SET TASK:
Check each line of the records for "xlabel"; collect those that have it.

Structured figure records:
# # # # #

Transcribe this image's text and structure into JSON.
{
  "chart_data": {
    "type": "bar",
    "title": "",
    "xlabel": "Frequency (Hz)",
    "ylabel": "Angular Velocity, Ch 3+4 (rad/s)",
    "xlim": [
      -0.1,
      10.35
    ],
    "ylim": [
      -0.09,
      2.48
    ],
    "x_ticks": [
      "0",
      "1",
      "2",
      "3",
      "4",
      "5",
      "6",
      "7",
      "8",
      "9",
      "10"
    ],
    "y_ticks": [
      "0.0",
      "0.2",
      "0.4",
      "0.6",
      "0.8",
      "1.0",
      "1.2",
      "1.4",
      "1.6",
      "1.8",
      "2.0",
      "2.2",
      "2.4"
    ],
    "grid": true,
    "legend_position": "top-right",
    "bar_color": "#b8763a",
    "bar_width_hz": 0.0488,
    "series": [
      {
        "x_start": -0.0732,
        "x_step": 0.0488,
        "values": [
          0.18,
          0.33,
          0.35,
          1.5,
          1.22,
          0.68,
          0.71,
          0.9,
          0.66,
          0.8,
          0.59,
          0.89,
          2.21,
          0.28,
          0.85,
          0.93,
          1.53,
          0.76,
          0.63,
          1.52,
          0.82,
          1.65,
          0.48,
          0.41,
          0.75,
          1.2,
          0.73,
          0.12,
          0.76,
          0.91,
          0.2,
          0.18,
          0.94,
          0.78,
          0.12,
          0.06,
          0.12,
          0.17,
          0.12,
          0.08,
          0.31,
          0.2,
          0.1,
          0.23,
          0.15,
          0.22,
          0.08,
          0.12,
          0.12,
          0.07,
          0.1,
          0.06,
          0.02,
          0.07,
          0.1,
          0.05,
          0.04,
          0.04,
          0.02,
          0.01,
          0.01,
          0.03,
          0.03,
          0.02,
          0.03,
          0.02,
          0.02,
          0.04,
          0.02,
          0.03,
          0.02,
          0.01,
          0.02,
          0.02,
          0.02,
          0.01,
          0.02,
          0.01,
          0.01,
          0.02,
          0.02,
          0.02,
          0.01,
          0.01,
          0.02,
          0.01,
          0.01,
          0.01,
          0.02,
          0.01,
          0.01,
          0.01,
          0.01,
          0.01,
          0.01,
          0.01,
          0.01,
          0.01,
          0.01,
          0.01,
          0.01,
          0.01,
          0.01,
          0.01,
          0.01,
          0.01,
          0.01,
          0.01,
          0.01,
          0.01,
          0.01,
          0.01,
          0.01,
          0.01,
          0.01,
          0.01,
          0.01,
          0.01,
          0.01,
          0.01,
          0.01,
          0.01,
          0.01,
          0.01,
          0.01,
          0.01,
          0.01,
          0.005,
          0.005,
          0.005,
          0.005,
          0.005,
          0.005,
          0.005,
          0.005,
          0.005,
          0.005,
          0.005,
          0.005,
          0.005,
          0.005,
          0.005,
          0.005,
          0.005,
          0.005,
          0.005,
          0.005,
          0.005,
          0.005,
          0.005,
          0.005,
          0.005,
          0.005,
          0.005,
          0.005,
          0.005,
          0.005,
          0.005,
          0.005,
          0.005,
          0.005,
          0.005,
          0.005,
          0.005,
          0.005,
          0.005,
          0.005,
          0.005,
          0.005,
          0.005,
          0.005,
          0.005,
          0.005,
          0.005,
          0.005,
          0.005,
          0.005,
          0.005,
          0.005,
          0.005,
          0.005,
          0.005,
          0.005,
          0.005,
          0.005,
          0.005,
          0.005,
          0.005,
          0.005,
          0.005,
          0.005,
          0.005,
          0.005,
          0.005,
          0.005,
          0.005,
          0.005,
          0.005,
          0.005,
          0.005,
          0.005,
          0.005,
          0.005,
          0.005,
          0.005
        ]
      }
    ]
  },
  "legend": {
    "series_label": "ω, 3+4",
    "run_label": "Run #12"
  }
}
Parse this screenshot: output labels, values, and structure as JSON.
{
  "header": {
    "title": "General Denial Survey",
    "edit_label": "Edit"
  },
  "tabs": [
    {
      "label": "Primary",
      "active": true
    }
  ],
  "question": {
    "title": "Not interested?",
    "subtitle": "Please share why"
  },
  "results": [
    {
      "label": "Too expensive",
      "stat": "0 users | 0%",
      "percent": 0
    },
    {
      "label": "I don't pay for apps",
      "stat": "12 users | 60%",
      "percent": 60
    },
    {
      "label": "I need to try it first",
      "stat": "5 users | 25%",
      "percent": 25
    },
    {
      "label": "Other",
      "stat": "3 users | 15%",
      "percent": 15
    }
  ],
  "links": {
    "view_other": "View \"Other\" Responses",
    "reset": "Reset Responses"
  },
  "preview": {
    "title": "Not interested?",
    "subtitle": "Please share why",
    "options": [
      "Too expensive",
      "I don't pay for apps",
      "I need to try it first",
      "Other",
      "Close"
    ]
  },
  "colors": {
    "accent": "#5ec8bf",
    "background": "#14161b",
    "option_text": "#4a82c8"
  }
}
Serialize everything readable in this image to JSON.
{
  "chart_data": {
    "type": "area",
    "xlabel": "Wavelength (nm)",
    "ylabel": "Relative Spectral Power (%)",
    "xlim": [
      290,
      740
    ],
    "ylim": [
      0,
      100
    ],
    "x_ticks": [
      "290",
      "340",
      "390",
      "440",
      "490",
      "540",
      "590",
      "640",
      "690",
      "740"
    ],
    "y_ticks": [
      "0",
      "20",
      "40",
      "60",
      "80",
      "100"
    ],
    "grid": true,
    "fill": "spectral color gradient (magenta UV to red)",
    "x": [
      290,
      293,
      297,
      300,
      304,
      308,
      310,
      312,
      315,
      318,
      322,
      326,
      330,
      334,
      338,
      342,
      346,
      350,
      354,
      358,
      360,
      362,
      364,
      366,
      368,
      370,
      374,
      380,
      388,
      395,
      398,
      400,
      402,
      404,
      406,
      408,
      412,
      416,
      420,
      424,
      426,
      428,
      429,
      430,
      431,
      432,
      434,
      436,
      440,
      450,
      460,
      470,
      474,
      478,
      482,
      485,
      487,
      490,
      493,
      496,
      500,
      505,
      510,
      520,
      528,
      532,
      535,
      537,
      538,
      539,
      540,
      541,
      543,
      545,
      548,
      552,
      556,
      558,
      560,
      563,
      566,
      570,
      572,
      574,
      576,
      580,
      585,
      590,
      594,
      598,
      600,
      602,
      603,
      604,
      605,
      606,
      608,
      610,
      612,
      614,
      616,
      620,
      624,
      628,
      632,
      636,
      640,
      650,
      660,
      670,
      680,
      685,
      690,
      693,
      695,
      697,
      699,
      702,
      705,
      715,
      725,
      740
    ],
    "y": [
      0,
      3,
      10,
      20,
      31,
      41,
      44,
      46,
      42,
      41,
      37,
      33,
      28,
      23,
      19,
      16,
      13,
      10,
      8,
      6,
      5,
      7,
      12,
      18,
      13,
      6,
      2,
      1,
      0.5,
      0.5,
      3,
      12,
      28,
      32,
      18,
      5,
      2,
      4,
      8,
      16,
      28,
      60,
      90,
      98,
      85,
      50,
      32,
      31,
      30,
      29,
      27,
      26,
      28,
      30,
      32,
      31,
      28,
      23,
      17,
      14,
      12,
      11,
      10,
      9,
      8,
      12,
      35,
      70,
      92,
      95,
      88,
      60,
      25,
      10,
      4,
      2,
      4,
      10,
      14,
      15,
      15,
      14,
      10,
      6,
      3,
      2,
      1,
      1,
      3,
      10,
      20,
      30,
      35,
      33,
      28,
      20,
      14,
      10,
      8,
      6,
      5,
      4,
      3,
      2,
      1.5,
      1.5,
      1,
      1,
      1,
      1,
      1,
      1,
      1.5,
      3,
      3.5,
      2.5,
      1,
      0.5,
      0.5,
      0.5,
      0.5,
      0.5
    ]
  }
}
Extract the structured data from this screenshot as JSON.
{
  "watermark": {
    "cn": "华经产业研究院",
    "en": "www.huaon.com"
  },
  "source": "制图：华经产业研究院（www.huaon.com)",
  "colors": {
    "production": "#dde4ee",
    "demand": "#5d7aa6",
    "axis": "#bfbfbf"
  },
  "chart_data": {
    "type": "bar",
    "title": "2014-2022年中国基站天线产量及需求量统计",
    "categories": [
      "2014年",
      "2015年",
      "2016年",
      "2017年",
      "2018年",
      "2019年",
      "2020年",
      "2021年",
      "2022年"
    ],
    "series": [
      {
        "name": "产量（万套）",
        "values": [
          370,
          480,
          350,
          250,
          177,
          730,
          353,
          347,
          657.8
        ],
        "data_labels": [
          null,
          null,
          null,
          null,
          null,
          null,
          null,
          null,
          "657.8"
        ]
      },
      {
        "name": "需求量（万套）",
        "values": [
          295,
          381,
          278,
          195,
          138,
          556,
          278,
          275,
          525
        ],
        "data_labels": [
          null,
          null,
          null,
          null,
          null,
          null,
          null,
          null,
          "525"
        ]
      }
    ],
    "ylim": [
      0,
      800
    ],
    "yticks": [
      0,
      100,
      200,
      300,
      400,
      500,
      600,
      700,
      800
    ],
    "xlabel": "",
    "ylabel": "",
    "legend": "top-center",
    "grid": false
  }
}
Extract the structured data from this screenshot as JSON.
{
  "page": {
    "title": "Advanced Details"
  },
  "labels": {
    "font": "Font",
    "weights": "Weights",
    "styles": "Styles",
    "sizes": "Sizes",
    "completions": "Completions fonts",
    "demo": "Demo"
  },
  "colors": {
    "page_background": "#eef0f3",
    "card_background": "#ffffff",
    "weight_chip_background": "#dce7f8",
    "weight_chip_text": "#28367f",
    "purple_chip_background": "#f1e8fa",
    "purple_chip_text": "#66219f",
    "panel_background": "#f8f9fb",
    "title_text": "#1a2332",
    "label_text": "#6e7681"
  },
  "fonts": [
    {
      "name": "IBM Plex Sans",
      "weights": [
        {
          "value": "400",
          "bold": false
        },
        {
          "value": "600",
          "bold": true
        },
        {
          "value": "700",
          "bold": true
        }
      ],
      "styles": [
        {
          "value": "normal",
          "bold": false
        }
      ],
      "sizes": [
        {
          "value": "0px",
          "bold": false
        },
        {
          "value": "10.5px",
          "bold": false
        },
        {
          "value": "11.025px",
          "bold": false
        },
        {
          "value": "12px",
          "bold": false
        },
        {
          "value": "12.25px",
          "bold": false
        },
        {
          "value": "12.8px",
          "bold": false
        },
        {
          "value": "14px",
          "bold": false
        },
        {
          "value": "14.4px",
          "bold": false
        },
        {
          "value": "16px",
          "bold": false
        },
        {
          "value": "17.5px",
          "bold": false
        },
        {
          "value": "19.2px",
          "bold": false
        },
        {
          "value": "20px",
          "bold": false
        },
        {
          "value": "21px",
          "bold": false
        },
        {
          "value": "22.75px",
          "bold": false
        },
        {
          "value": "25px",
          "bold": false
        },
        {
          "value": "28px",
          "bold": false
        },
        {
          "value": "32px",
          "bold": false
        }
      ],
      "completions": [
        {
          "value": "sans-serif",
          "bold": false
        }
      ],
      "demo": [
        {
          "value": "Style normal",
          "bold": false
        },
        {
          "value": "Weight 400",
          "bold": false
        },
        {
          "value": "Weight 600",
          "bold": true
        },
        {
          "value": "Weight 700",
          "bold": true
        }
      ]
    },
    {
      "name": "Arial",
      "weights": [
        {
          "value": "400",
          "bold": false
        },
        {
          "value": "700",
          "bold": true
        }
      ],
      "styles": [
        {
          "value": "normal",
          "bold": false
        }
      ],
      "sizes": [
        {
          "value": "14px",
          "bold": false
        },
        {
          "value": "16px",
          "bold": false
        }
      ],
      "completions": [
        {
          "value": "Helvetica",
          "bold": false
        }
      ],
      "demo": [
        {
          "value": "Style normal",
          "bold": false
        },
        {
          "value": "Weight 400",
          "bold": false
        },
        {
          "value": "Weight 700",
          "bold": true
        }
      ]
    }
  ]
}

# # # # #

ANSWER TO THIS EXERCISE:
    "xlabel": "Frequency (Hz)",
    "xlabel": "Wavelength (nm)",
    "xlabel": "",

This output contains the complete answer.